**WHAT TO DO:** Would you return all of this data exactly, leaving nothing out?

**RECORDED INFORMATION:**
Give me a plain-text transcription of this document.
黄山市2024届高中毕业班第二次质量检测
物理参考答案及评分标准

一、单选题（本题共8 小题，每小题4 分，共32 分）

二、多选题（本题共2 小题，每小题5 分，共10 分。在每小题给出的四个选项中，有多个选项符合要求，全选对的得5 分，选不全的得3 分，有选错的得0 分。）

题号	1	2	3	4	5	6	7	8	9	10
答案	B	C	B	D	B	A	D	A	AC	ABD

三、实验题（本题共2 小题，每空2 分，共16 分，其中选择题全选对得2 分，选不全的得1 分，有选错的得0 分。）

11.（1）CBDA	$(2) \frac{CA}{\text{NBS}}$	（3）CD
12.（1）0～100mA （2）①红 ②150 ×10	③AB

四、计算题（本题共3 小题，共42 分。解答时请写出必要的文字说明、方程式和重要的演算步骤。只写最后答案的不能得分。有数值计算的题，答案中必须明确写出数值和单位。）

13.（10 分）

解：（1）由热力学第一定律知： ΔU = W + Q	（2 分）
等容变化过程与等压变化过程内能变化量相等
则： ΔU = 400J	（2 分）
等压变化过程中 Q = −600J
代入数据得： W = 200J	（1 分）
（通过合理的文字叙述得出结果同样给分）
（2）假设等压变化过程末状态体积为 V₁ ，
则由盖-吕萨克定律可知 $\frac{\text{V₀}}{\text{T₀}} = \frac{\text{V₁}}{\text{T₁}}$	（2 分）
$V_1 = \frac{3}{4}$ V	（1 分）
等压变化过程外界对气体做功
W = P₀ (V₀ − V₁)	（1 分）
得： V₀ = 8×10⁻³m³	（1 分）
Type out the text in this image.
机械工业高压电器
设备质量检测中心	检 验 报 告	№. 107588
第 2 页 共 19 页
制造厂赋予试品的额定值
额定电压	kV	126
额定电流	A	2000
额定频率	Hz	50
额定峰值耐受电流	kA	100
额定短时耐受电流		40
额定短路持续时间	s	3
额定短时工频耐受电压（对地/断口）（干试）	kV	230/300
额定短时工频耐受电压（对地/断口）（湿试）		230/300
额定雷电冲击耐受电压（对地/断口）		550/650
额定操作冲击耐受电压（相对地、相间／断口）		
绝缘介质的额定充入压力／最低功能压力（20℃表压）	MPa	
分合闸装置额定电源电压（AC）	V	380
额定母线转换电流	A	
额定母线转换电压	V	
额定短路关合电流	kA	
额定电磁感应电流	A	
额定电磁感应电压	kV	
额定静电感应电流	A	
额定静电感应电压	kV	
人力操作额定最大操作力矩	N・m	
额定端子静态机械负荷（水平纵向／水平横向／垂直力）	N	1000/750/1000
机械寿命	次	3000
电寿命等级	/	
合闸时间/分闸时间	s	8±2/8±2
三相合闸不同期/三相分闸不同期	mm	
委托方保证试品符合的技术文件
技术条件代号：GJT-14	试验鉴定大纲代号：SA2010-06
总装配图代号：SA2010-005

**SOLUTION:**
Give me a plain-text transcription of this document.
黄山市2024届高中毕业班第二次质量检测
物理参考答案及评分标准

一、单选题（本题共8 小题，每小题4 分，共32 分）

二、多选题（本题共2 小题，每小题5 分，共10 分。在每小题给出的四个选项中，有多个选项符合要求，全选对的得5 分，选不全的得3 分，有选错的得0 分。）

题号	1	2	3	4	5	6	7	8	9	10
答案	B	C	B	D	B	A	D	A	AC	ABD

三、实验题（本题共2 小题，每空2 分，共16 分，其中选择题全选对得2 分，选不全的得1 分，有选错的得0 分。）

11.（1）CBDA	$(2) \frac{CA}{\text{NBS}}$	（3）CD
12.（1）0～100mA （2）①红 ②150 ×10	③AB

四、计算题（本题共3 小题，共42 分。解答时请写出必要的文字说明、方程式和重要的演算步骤。只写最后答案的不能得分。有数值计算的题，答案中必须明确写出数值和单位。）

13.（10 分）

解：（1）由热力学第一定律知： ΔU = W + Q	（2 分）
等容变化过程与等压变化过程内能变化量相等
则： ΔU = 400J	（2 分）
等压变化过程中 Q = −600J
代入数据得： W = 200J	（1 分）
（通过合理的文字叙述得出结果同样给分）
（2）假设等压变化过程末状态体积为 V₁ ，
则由盖-吕萨克定律可知 $\frac{\text{V₀}}{\text{T₀}} = \frac{\text{V₁}}{\text{T₁}}$	（2 分）
$V_1 = \frac{3}{4}$ V	（1 分）
等压变化过程外界对气体做功
W = P₀ (V₀ − V₁)	（1 分）
得： V₀ = 8×10⁻³m³	（1 分）
Type out the text in this image.
机械工业高压电器
设备质量检测中心	检 验 报 告	№. 107588
第 2 页 共 19 页
制造厂赋予试品的额定值
额定电压	kV	126
额定电流	A	2000
额定频率	Hz	50
额定峰值耐受电流	kA	100
额定短时耐受电流		40
额定短路持续时间	s	3
额定短时工频耐受电压（对地/断口）（干试）	kV	230/300
额定短时工频耐受电压（对地/断口）（湿试）		230/300
额定雷电冲击耐受电压（对地/断口）		550/650
额定操作冲击耐受电压（相对地、相间／断口）		
绝缘介质的额定充入压力／最低功能压力（20℃表压）	MPa	
分合闸装置额定电源电压（AC）	V	380
额定母线转换电流	A	
额定母线转换电压	V	
额定短路关合电流	kA	
额定电磁感应电流	A	
额定电磁感应电压	kV	
额定静电感应电流	A	
额定静电感应电压	kV	
人力操作额定最大操作力矩	N・m	
额定端子静态机械负荷（水平纵向／水平横向／垂直力）	N	1000/750/1000
机械寿命	次	3000
电寿命等级	/	
合闸时间/分闸时间	s	8±2/8±2
三相合闸不同期/三相分闸不同期	mm	
委托方保证试品符合的技术文件
技术条件代号：GJT-14	试验鉴定大纲代号：SA2010-06
总装配图代号：SA2010-005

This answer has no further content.